▶ [Task details]: Return all lines in the material below that contain "страхового".

▶ [Entries shown]:

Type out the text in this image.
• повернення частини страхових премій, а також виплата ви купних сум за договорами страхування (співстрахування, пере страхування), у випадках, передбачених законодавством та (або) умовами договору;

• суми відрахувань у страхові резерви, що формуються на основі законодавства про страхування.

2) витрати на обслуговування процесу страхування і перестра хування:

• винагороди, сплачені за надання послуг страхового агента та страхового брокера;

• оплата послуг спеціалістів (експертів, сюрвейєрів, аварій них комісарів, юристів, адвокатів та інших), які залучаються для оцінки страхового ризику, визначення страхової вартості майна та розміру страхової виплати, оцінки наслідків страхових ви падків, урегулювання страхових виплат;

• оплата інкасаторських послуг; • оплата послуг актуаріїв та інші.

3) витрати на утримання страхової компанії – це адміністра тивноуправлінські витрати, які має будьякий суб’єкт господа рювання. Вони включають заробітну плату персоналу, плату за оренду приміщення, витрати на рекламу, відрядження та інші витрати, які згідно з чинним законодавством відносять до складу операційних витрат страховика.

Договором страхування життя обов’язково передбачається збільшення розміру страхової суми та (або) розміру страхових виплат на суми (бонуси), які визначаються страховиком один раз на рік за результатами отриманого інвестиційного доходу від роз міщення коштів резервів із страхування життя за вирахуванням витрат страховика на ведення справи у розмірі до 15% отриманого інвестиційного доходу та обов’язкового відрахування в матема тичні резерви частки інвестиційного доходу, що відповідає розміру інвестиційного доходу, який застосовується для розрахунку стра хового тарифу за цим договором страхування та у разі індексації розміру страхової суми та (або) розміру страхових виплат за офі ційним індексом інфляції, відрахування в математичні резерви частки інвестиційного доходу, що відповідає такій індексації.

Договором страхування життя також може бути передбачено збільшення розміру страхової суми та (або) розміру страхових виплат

▶ [Expected answer]:
• винагороди, сплачені за надання послуг страхового агента та страхового брокера;
• оплата послуг спеціалістів (експертів, сюрвейєрів, аварій них комісарів, юристів, адвокатів та інших), які залучаються для оцінки страхового ризику, визначення страхової вартості майна та розміру страхової виплати, оцінки наслідків страхових ви падків, урегулювання страхових виплат;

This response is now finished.